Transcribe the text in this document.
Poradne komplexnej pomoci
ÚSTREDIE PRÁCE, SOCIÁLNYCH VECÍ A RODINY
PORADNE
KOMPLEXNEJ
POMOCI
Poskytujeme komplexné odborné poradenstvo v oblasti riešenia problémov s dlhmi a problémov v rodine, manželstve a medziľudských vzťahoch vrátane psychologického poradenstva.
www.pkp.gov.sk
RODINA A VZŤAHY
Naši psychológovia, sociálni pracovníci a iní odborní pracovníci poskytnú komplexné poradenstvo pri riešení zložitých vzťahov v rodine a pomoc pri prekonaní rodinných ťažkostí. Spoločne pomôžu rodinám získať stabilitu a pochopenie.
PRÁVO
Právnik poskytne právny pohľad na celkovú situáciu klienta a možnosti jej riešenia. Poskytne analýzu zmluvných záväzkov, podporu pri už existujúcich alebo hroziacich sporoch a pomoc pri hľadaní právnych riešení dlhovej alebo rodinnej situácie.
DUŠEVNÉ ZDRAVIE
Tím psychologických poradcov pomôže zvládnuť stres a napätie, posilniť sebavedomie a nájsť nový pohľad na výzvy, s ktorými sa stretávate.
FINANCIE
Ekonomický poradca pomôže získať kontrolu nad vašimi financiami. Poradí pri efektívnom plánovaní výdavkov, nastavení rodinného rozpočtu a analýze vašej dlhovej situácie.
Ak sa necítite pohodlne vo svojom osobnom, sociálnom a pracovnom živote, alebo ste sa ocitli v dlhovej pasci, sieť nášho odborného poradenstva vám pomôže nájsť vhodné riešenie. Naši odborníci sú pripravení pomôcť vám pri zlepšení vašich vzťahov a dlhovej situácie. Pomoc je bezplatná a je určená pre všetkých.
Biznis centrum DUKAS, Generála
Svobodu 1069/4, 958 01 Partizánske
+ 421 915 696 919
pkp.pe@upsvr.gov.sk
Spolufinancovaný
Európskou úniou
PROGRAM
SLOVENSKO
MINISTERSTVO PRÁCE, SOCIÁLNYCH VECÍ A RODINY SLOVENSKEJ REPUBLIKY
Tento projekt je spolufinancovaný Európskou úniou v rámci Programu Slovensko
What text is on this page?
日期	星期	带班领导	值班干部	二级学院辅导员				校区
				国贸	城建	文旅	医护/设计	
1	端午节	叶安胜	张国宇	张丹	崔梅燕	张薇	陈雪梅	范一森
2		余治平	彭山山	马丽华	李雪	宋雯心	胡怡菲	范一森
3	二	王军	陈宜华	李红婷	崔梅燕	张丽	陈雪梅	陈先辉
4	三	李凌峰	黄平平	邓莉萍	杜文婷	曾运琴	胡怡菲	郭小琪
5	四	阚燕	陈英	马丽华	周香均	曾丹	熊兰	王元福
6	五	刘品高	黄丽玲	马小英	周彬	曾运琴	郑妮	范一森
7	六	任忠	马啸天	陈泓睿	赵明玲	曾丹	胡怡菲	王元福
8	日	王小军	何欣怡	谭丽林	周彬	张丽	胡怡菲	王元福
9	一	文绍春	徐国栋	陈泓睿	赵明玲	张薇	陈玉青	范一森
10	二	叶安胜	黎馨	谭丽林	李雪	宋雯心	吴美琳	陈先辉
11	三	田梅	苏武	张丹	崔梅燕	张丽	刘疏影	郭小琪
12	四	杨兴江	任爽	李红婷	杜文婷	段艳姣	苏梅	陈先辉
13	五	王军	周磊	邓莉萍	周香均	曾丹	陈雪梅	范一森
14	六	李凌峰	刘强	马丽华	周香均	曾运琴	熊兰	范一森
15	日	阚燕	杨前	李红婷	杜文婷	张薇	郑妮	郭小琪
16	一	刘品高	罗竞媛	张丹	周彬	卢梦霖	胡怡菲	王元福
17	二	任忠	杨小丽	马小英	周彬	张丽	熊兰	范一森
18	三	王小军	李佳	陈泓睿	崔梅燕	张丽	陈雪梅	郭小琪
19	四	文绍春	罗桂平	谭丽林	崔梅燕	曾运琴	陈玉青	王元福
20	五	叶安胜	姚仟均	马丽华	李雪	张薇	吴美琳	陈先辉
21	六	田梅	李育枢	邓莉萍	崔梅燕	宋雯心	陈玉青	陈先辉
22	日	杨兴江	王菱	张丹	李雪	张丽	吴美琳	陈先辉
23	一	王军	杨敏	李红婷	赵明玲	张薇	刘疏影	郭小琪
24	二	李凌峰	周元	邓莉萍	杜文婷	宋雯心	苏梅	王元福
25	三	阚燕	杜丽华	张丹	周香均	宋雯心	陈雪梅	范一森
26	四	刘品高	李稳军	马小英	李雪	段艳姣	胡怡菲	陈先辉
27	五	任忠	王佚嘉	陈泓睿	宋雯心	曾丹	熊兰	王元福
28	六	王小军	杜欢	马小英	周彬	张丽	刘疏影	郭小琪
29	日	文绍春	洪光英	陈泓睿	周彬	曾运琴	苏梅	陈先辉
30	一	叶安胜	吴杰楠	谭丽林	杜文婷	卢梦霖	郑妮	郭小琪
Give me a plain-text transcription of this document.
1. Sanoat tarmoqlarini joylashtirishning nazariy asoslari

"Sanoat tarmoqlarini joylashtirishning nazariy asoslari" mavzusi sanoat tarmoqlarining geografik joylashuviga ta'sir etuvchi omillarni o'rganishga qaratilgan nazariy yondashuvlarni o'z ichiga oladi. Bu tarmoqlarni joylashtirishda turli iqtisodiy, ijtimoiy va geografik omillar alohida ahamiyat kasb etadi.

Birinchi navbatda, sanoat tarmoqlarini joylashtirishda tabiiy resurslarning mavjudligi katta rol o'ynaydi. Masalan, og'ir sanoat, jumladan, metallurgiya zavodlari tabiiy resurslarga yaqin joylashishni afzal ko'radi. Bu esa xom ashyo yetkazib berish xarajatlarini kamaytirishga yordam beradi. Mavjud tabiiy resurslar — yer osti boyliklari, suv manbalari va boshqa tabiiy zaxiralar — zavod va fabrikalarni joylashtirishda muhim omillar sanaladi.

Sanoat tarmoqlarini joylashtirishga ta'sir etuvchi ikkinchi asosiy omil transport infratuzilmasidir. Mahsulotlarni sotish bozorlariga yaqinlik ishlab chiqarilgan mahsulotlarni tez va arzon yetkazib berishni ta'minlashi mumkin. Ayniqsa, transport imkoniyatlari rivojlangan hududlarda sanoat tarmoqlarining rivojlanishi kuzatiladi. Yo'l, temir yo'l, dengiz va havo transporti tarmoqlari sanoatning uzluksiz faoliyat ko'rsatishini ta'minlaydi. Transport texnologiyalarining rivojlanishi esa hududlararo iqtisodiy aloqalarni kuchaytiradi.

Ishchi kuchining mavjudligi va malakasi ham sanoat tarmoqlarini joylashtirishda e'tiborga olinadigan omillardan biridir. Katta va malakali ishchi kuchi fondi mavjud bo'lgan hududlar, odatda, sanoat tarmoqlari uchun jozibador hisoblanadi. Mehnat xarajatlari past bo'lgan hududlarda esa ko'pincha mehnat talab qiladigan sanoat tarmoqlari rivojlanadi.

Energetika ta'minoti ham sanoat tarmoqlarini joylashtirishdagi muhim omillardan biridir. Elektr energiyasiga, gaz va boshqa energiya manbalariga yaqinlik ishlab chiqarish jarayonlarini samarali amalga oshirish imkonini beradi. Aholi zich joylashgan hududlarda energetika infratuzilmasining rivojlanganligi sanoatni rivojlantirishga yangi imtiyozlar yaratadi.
────
Aim
Filter the records, keeping only lines that contain "vzťahov", and show those lines.

Response to this exercise
Naši psychológovia, sociálni pracovníci a iní odborní pracovníci poskytnú komplexné poradenstvo pri riešení zložitých vzťahov v rodine a pomoc pri prekonaní rodinných ťažkostí. Spoločne pomôžu rodinám získať stabilitu a pochopenie.
Ak sa necítite pohodlne vo svojom osobnom, sociálnom a pracovnom živote, alebo ste sa ocitli v dlhovej pasci, sieť nášho odborného poradenstva vám pomôže nájsť vhodné riešenie. Naši odborníci sú pripravení pomôcť vám pri zlepšení vašich vzťahov a dlhovej situácie. Pomoc je bezplatná a je určená pre všetkých.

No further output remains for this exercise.